**WHAT YOU HAVE TO DO:** Among the lines below, list those containing the string "page".

Items from a dataset:
+ + + + + + +

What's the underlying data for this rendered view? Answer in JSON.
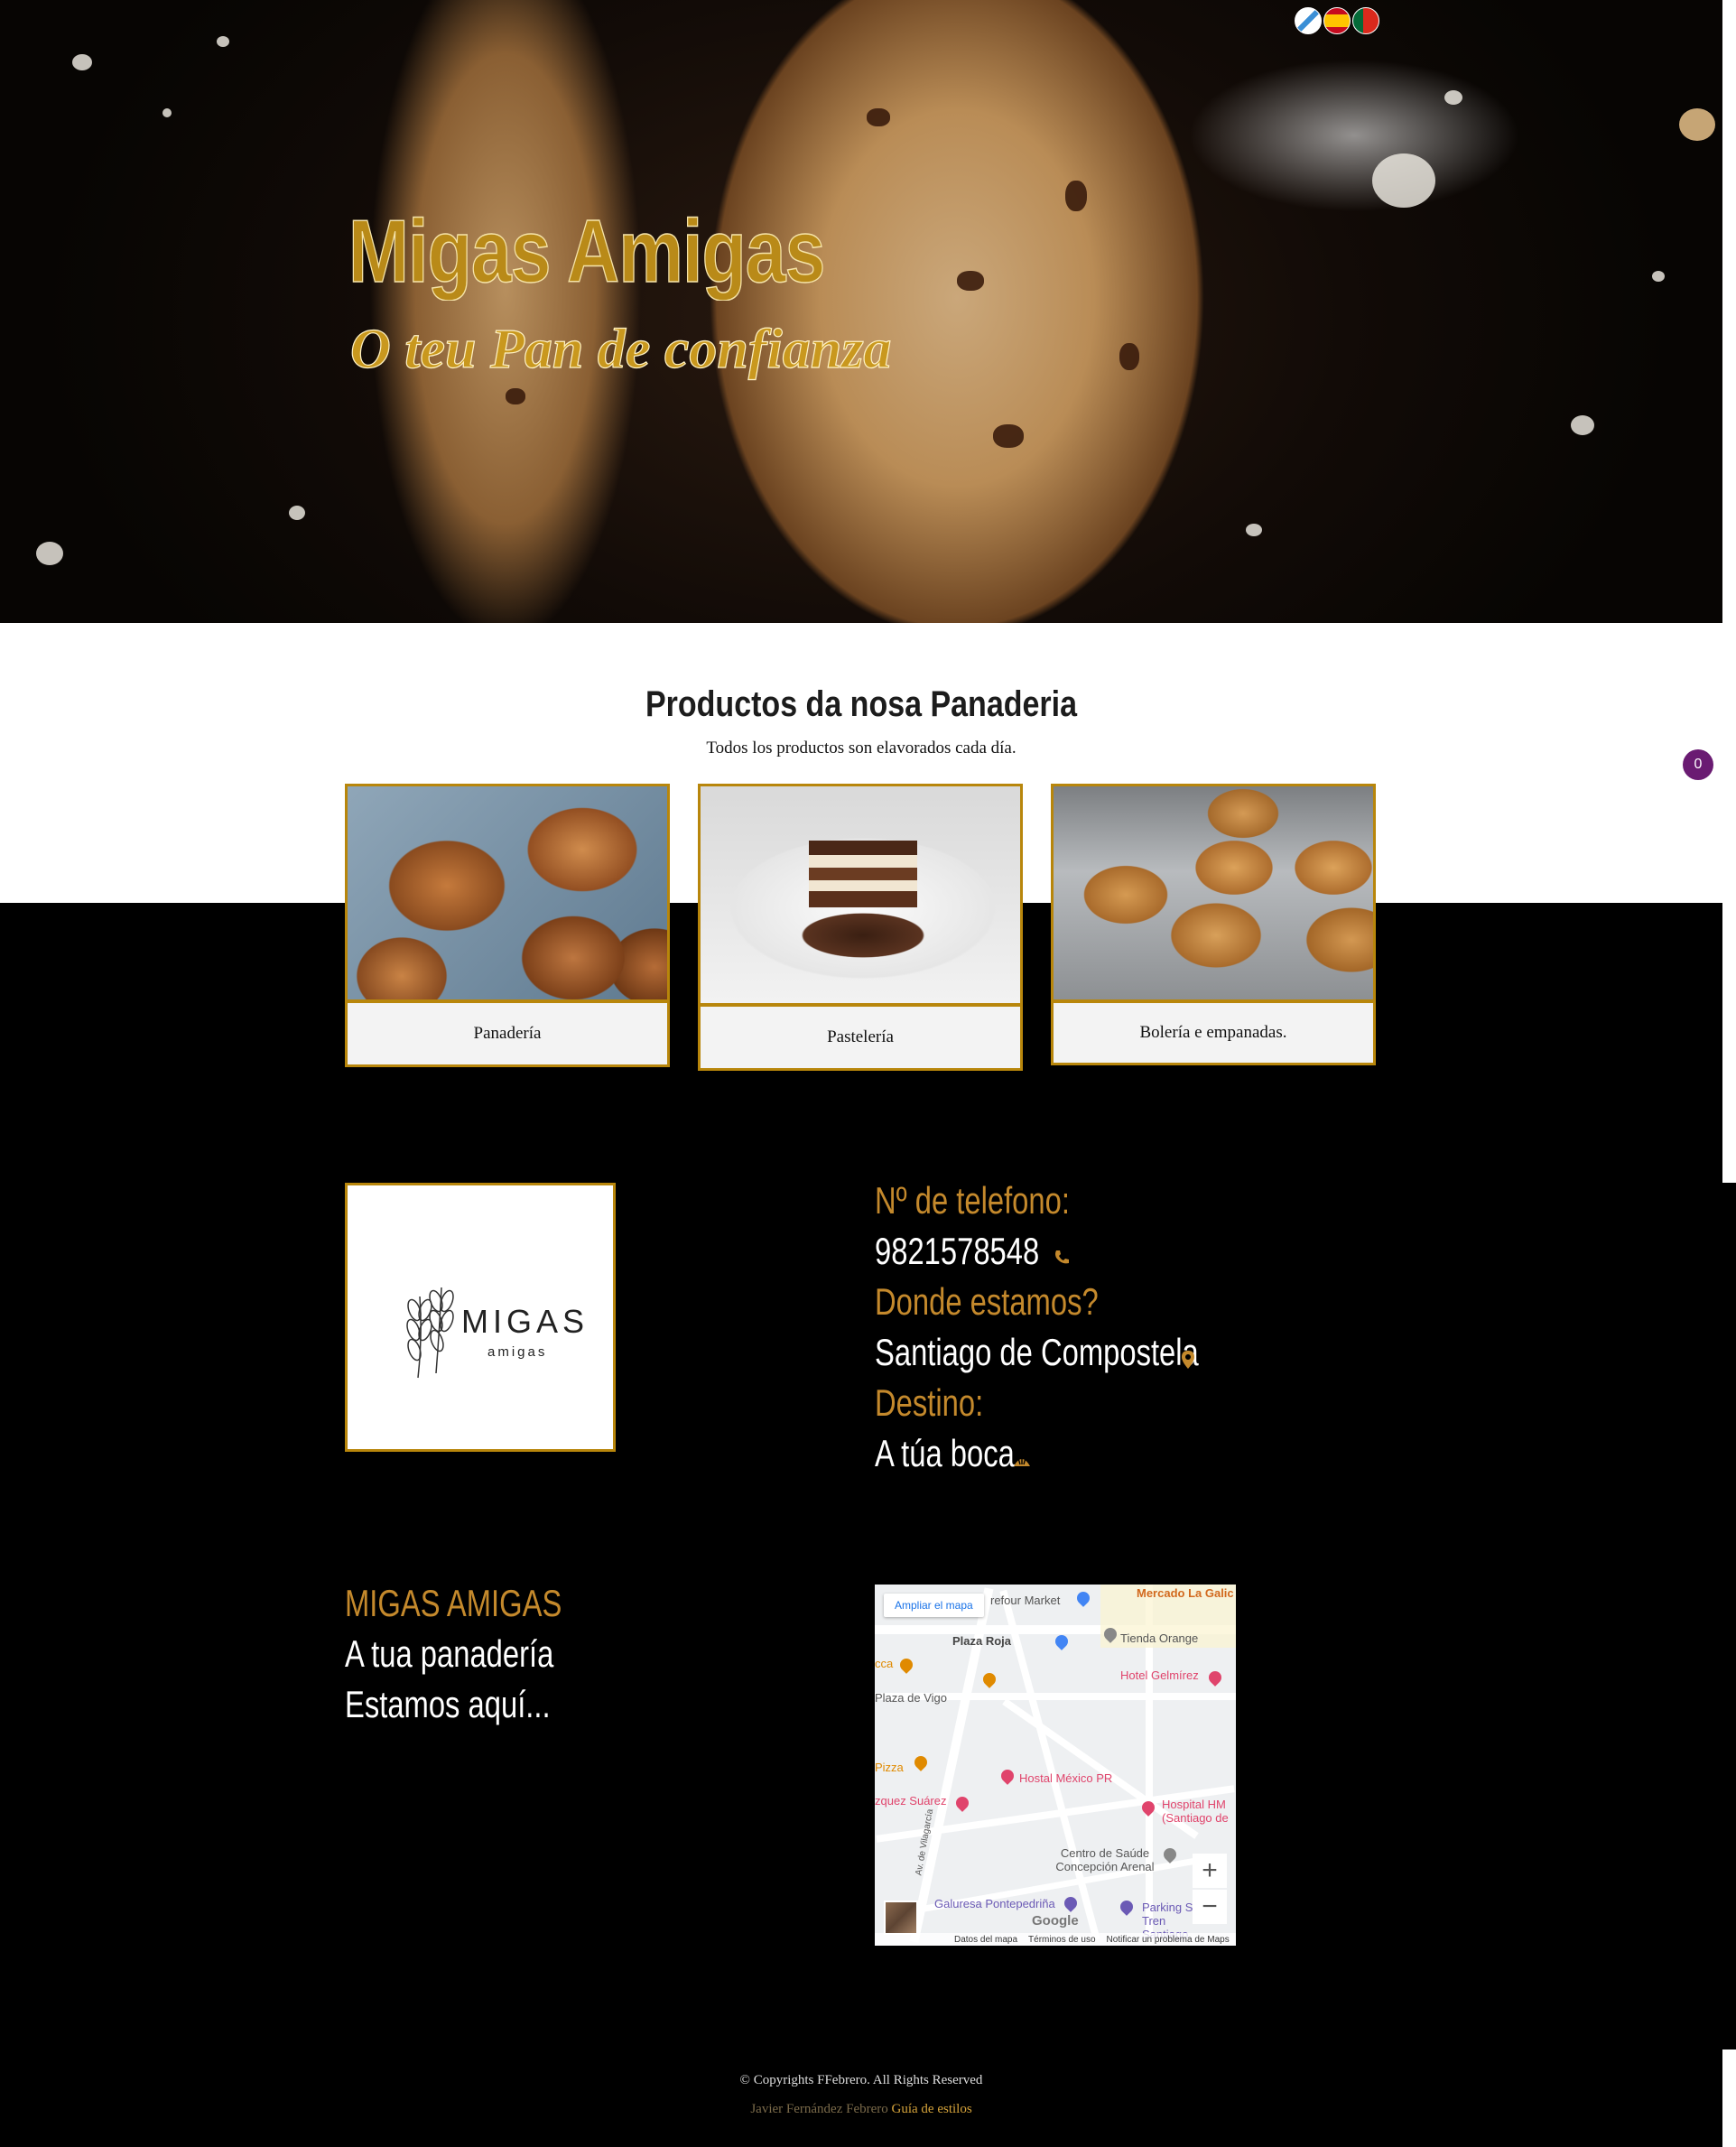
{
  "hero": {
    "title": "Migas Amigas",
    "subtitle": "O teu Pan de confianza",
    "languages": [
      "gl-flag-icon",
      "es-flag-icon",
      "pt-flag-icon"
    ]
  },
  "products": {
    "title": "Productos da nosa Panaderia",
    "subtitle": "Todos los productos son elavorados cada día.",
    "cart_count": "0",
    "items": [
      {
        "label": "Panadería",
        "image": "bread-image"
      },
      {
        "label": "Pastelería",
        "image": "cake-image"
      },
      {
        "label": "Bolería e empanadas.",
        "image": "muffin-image"
      }
    ]
  },
  "logo": {
    "name": "MIGAS",
    "tagline": "amigas"
  },
  "contact": {
    "phone_label": "Nº de telefono:",
    "phone": "9821578548",
    "location_label": "Donde estamos?",
    "location": "Santiago de Compostela",
    "destination_label": "Destino:",
    "destination": "A túa boca"
  },
  "brand": {
    "name": "MIGAS AMIGAS",
    "line1": "A tua panadería",
    "line2": "Estamos aquí..."
  },
  "map": {
    "enlarge": "Ampliar el mapa",
    "labels": [
      "refour Market",
      "Mercado La Galic",
      "Plaza Roja",
      "Tienda Orange",
      "Hotel Gelmírez",
      "cca",
      "Plaza de Vigo",
      "Pizza",
      "Hostal México PR",
      "zquez Suárez",
      "Hospital HM (Santiago de",
      "Centro de Saúde Concepción Arenal",
      "Av. de Vilagarcía",
      "Galuresa Pontepedriña",
      "Parking S Tren Santiago"
    ],
    "zoom_in": "+",
    "zoom_out": "−",
    "google": "Google",
    "footer": [
      "Datos del mapa",
      "Términos de uso",
      "Notificar un problema de Maps"
    ]
  },
  "footer": {
    "copyright": "© Copyrights FFebrero. All Rights Reserved",
    "author": "Javier Fernández Febrero",
    "style_guide": "Guía de estilos"
  },
  "colors": {
    "gold": "#b8860b",
    "accent_text": "#c4892c",
    "badge": "#6a1b72"
  }
}
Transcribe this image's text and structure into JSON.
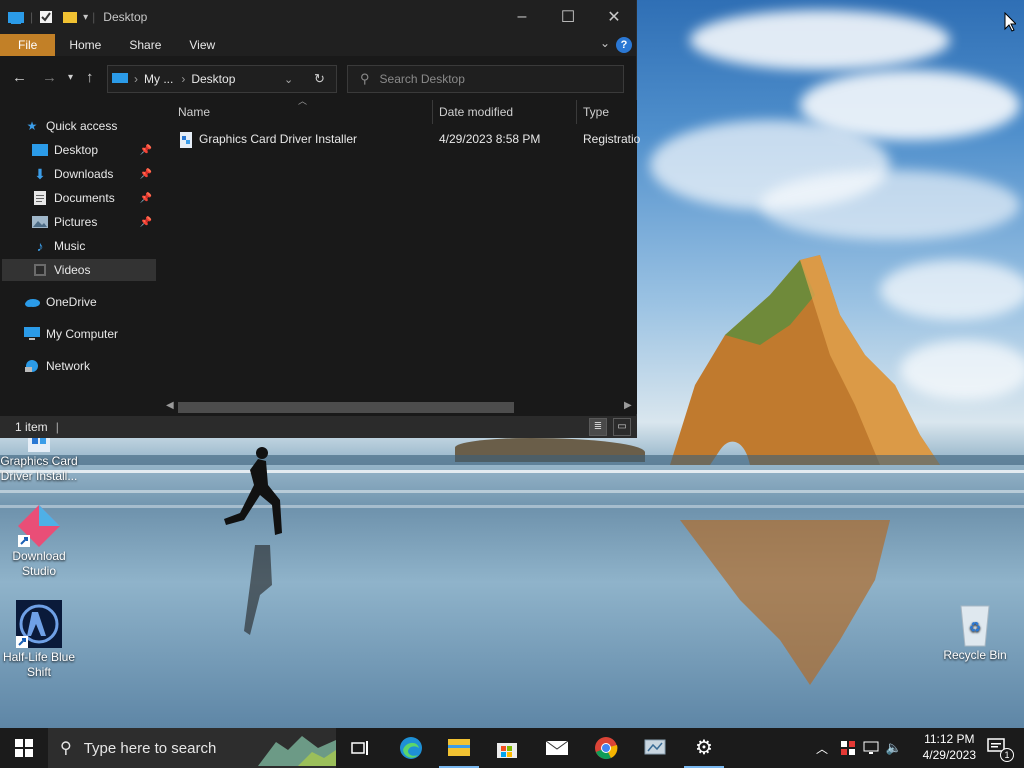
{
  "window": {
    "title": "Desktop",
    "ribbon_tabs": [
      "File",
      "Home",
      "Share",
      "View"
    ],
    "help_label": "?",
    "controls": {
      "minimize": "–",
      "maximize": "☐",
      "close": "✕"
    }
  },
  "address": {
    "crumb_short": "My ...",
    "crumb_current": "Desktop",
    "sep": "›"
  },
  "search": {
    "placeholder": "Search Desktop"
  },
  "sidebar": {
    "items": [
      {
        "label": "Quick access",
        "icon": "star-icon",
        "pinned": false
      },
      {
        "label": "Desktop",
        "icon": "desktop-folder-icon",
        "pinned": true
      },
      {
        "label": "Downloads",
        "icon": "download-arrow-icon",
        "pinned": true
      },
      {
        "label": "Documents",
        "icon": "document-icon",
        "pinned": true
      },
      {
        "label": "Pictures",
        "icon": "pictures-icon",
        "pinned": true
      },
      {
        "label": "Music",
        "icon": "music-note-icon",
        "pinned": false
      },
      {
        "label": "Videos",
        "icon": "video-icon",
        "pinned": false,
        "selected": true
      },
      {
        "label": "OneDrive",
        "icon": "cloud-icon",
        "pinned": false
      },
      {
        "label": "My Computer",
        "icon": "computer-icon",
        "pinned": false
      },
      {
        "label": "Network",
        "icon": "network-icon",
        "pinned": false
      }
    ]
  },
  "file_list": {
    "columns": [
      "Name",
      "Date modified",
      "Type"
    ],
    "rows": [
      {
        "name": "Graphics Card Driver Installer",
        "date_modified": "4/29/2023 8:58 PM",
        "type": "Registratio"
      }
    ]
  },
  "status": {
    "item_count": "1 item"
  },
  "desktop_icons": [
    {
      "label": "Graphics Card Driver Install...",
      "icon": "registry-file-icon"
    },
    {
      "label": "Download Studio",
      "icon": "download-studio-icon"
    },
    {
      "label": "Half-Life Blue Shift",
      "icon": "half-life-icon"
    },
    {
      "label": "Recycle Bin",
      "icon": "recycle-bin-icon"
    }
  ],
  "taskbar": {
    "search_placeholder": "Type here to search",
    "time": "11:12 PM",
    "date": "4/29/2023",
    "notification_count": "1"
  },
  "colors": {
    "file_tab": "#c28027",
    "accent_blue": "#2b78d4",
    "explorer_bg": "#191919",
    "taskbar_bg": "#1b1b1b"
  }
}
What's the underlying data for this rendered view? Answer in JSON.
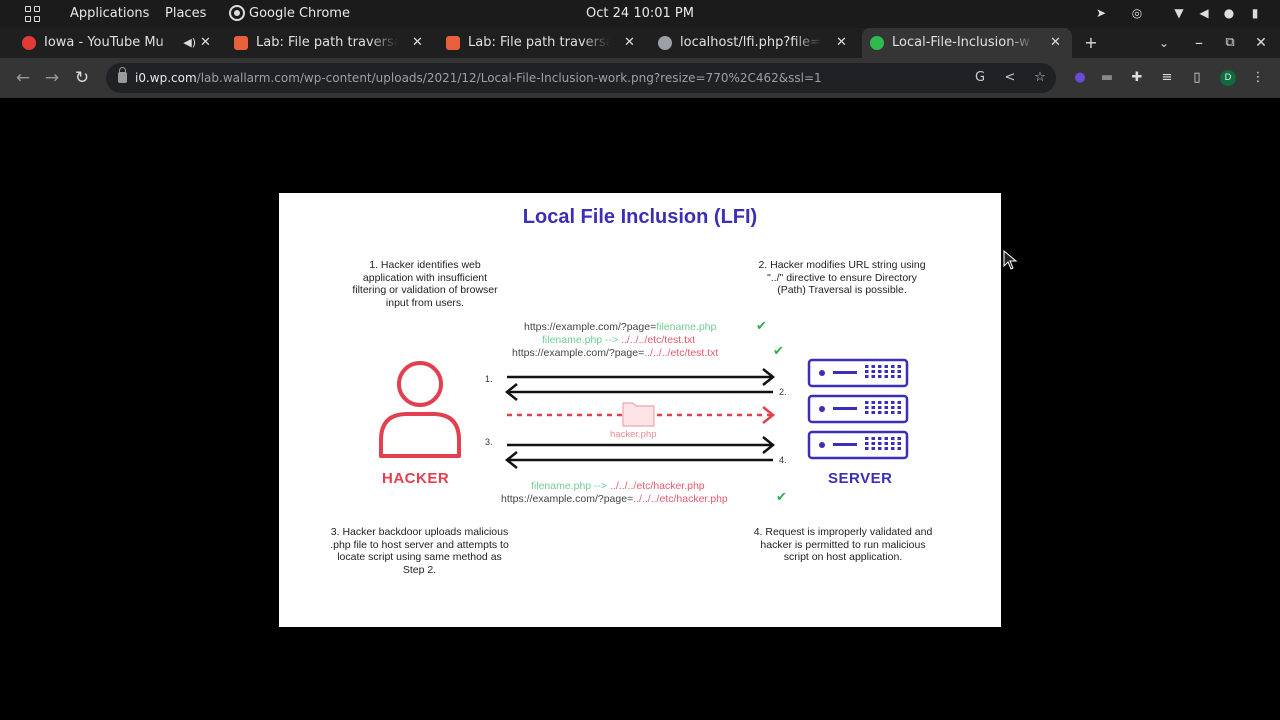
{
  "system_bar": {
    "applications_label": "Applications",
    "places_label": "Places",
    "browser_label": "Google Chrome",
    "clock": "Oct 24  10:01 PM"
  },
  "tabs": [
    {
      "title": "Iowa - YouTube Mu",
      "favicon_color": "#e53935",
      "audio": true
    },
    {
      "title": "Lab: File path traversal",
      "favicon_color": "#e8613c"
    },
    {
      "title": "Lab: File path traversal",
      "favicon_color": "#e8613c"
    },
    {
      "title": "localhost/lfi.php?file=",
      "favicon_color": "#9aa0a6"
    },
    {
      "title": "Local-File-Inclusion-w",
      "favicon_color": "#30b94d",
      "active": true
    }
  ],
  "toolbar": {
    "url_host": "i0.wp.com",
    "url_path": "/lab.wallarm.com/wp-content/uploads/2021/12/Local-File-Inclusion-work.png?resize=770%2C462&ssl=1",
    "profile_initial": "D"
  },
  "diagram": {
    "title": "Local File Inclusion (LFI)",
    "accent_color": "#3b2fb7",
    "hacker_color": "#e1404f",
    "server_color": "#3b2fb7",
    "step1": "1. Hacker identifies web application with insufficient filtering or validation of browser input from users.",
    "step2": "2. Hacker modifies URL string using \"../\" directive to ensure Directory (Path) Traversal is possible.",
    "step3": "3. Hacker backdoor uploads malicious .php file to host server and attempts to locate script using same method as Step 2.",
    "step4": "4. Request is improperly validated and hacker is permitted to run malicious script on host application.",
    "url1_base": "https://example.com/?page=",
    "url1_param": "filename.php",
    "map1_from": "filename.php -->",
    "map1_to": "../../../etc/test.txt",
    "url2_base": "https://example.com/?page=",
    "url2_param": "../../../etc/test.txt",
    "map2_from": "filename.php -->",
    "map2_to": "../../../etc/hacker.php",
    "url3_base": "https://example.com/?page=",
    "url3_param": "../../../etc/hacker.php",
    "hacker_label": "HACKER",
    "server_label": "SERVER",
    "file_label": "hacker.php",
    "arrow_numbers": [
      "1.",
      "2.",
      "3.",
      "4."
    ]
  }
}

+ + + + + + +

**TASK ANSWER:**
    "url1_base": "https://example.com/?page=",
    "url2_base": "https://example.com/?page=",
    "url3_base": "https://example.com/?page=",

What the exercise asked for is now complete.